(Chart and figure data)
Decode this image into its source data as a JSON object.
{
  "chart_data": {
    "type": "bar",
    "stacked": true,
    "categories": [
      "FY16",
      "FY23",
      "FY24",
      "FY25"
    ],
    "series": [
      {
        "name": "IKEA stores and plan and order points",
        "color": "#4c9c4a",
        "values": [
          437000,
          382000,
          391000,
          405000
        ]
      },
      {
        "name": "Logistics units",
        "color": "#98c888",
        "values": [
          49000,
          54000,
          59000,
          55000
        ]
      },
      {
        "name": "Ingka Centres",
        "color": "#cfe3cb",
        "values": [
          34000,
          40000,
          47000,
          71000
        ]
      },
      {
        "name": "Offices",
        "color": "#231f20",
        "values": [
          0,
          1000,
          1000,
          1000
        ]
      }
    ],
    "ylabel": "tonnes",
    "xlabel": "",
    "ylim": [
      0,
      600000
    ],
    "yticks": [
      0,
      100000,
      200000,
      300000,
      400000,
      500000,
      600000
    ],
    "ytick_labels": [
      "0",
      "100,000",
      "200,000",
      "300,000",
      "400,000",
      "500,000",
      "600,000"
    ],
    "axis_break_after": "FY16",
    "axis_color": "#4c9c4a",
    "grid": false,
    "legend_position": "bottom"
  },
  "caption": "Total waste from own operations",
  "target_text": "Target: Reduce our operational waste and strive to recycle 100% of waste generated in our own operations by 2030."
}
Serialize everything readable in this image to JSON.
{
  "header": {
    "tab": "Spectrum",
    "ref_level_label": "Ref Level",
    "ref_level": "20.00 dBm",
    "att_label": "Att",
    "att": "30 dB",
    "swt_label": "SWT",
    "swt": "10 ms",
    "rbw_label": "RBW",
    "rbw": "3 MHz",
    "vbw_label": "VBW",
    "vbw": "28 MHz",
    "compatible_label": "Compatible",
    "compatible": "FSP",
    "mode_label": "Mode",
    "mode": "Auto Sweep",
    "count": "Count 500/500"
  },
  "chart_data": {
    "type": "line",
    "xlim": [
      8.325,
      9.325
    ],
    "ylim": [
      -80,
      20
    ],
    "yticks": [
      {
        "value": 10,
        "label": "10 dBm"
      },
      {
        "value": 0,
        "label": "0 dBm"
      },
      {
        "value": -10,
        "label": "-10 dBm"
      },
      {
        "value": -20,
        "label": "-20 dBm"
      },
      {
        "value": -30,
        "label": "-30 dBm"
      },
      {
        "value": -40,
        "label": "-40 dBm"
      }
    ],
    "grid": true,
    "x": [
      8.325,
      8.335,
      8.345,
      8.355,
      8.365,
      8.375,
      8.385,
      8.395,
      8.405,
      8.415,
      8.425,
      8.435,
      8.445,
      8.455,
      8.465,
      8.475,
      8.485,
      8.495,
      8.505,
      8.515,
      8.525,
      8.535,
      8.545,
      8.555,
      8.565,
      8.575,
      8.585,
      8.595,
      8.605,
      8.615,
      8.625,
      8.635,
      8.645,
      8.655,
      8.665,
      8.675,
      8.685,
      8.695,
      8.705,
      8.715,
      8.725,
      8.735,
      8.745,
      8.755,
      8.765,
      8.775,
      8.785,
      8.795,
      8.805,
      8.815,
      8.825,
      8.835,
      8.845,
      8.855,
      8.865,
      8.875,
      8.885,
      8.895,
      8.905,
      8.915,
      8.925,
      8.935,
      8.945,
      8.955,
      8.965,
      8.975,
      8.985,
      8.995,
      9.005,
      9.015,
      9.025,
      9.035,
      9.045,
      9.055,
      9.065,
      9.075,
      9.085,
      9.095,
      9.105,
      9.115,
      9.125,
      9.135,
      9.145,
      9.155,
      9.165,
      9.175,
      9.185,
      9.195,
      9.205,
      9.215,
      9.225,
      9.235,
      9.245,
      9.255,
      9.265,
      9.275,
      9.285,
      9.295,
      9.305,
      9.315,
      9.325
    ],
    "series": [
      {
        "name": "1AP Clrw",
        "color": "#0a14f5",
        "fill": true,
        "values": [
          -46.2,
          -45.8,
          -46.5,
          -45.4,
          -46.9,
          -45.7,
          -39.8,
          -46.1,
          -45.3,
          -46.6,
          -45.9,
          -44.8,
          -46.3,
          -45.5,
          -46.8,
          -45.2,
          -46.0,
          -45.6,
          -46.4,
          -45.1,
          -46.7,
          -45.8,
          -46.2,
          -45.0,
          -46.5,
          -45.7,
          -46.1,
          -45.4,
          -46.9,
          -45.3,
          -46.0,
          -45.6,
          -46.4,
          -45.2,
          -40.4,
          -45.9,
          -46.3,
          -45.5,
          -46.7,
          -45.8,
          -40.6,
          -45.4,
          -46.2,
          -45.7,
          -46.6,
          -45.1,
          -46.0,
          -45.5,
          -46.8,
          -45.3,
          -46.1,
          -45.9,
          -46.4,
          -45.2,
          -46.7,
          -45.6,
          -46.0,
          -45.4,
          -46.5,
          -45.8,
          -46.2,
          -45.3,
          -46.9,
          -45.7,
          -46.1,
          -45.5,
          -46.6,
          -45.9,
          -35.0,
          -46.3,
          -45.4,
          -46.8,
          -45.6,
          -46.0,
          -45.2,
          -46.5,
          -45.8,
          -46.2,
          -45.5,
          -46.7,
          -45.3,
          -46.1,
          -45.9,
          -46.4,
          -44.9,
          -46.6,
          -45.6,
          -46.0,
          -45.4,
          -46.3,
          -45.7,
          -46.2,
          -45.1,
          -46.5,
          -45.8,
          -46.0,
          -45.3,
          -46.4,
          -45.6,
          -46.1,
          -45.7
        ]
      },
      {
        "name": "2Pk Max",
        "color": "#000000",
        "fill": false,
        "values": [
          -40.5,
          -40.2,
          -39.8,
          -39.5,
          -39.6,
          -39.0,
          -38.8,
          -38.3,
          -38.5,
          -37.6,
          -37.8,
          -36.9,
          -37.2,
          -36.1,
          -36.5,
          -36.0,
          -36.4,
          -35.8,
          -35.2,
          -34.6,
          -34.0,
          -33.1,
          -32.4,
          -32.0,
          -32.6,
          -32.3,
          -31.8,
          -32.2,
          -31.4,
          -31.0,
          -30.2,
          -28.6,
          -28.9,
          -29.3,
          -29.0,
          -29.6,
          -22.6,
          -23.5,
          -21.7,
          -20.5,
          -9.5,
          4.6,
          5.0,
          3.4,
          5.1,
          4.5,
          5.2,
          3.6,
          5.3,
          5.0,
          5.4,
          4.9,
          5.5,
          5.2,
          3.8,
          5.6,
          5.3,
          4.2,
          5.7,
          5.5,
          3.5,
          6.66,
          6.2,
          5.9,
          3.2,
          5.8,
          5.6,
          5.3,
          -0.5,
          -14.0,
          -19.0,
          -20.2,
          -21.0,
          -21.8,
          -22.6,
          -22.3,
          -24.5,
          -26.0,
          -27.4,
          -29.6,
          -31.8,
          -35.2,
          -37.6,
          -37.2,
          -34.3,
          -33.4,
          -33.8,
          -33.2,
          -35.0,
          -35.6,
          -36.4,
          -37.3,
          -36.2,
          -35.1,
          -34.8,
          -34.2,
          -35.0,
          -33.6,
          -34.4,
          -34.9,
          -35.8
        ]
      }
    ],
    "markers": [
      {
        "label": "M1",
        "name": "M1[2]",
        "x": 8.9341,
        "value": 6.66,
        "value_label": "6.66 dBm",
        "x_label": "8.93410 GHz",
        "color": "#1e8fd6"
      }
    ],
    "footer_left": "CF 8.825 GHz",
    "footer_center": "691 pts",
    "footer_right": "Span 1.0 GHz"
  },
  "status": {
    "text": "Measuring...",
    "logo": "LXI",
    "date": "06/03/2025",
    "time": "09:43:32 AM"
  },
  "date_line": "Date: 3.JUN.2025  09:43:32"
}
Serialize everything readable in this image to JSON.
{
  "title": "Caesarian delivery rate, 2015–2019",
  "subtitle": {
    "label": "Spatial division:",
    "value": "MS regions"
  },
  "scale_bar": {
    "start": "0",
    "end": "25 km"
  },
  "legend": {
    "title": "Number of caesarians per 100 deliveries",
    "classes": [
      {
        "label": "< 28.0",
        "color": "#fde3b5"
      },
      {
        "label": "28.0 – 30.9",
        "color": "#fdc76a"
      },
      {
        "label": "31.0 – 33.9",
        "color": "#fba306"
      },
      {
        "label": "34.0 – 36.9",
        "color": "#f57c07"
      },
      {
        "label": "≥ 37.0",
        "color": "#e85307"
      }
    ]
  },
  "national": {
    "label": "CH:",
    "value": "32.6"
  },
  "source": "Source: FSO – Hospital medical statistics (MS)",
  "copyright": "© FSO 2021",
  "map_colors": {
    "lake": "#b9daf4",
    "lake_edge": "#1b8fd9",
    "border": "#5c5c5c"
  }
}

(THE REQUEST)
Copy each line of the listing that contains the string "waste".

(TASK RESPONSE)
  "caption": "Total waste from own operations",
  "target_text": "Target: Reduce our operational waste and strive to recycle 100% of waste generated in our own operations by 2030."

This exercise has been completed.